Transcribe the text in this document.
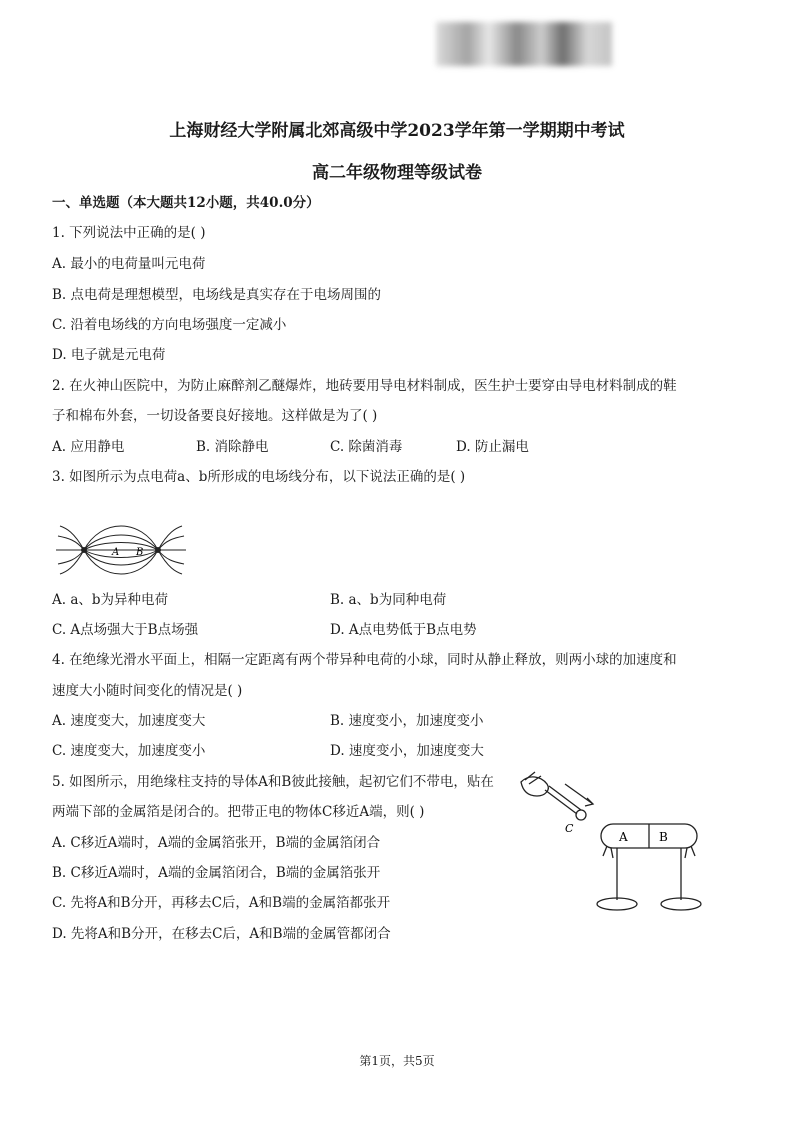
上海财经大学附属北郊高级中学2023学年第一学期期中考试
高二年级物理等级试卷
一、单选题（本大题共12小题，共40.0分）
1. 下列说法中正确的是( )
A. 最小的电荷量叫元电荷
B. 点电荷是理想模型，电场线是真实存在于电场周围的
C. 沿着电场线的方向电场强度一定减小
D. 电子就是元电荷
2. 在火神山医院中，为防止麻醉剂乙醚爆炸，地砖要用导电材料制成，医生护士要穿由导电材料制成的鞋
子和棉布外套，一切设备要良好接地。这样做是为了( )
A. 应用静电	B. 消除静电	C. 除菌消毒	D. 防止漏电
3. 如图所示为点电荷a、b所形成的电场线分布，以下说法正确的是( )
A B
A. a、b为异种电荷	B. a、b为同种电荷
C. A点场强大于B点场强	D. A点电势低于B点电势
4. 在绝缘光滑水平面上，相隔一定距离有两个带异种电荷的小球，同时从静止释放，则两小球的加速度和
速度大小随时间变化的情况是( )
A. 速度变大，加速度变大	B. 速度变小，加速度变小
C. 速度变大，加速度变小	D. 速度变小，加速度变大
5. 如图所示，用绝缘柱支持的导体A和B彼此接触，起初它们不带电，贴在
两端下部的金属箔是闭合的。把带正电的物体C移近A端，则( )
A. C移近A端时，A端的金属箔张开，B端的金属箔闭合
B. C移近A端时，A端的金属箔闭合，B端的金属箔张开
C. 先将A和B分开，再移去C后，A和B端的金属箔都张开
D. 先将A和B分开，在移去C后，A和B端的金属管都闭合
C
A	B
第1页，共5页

+ + + + +

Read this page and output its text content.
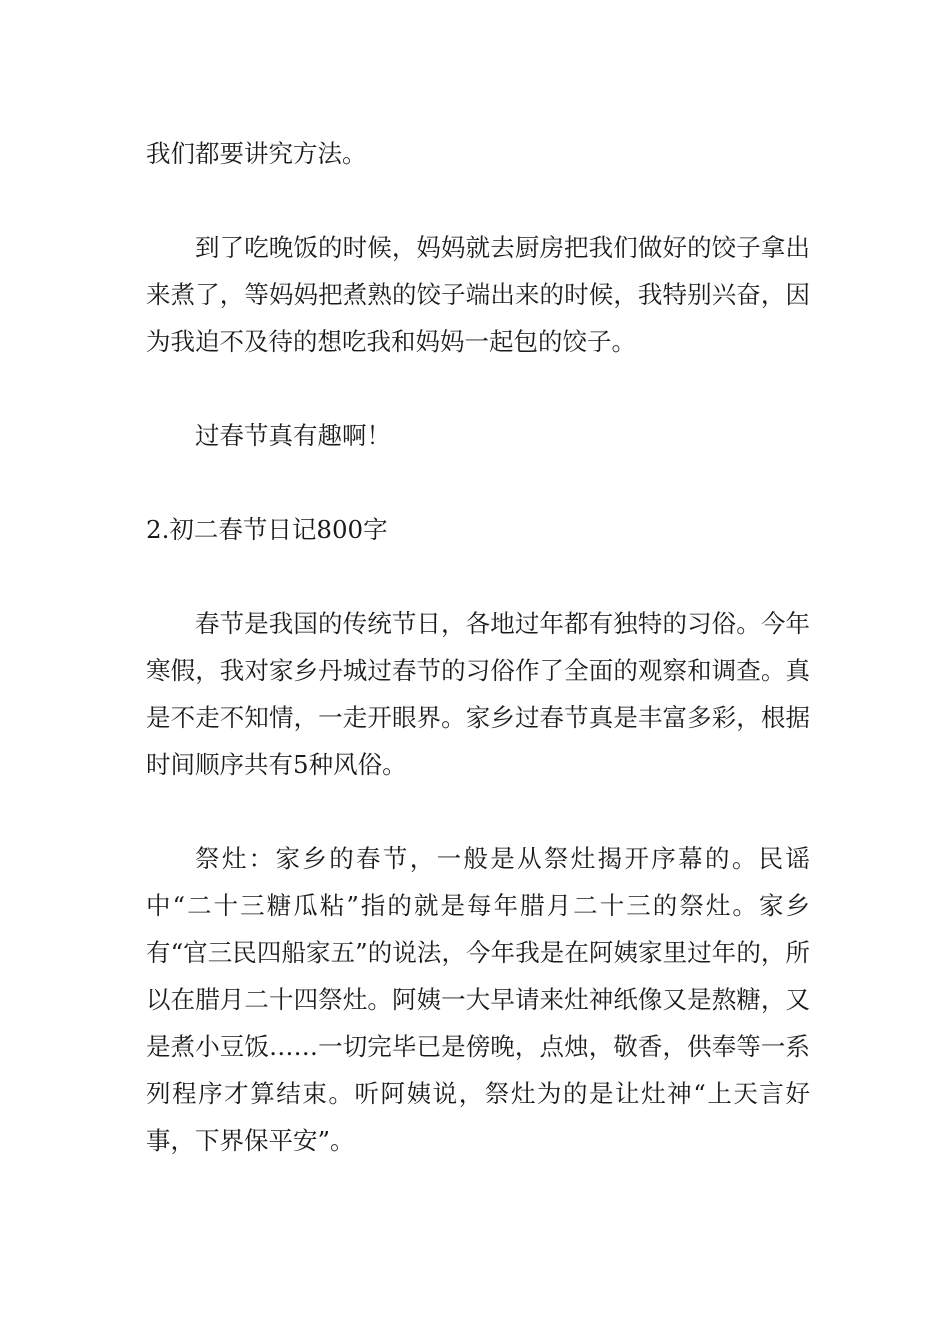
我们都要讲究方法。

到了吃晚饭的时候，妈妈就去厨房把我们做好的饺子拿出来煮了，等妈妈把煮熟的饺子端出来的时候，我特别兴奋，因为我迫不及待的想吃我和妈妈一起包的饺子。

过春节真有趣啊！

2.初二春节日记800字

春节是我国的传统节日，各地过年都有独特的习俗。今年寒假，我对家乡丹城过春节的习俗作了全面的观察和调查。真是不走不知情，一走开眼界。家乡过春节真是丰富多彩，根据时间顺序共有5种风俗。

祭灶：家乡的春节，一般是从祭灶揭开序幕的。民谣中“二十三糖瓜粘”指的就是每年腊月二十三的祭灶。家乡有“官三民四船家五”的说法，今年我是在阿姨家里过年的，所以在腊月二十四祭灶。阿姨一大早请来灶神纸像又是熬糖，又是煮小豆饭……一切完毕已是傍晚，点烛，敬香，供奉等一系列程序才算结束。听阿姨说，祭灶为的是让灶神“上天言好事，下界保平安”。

+ + + + +

Copy out every line of the data that includes "速度变小".

A. 速度变大，加速度变大	B. 速度变小，加速度变小
C. 速度变大，加速度变小	D. 速度变小，加速度变大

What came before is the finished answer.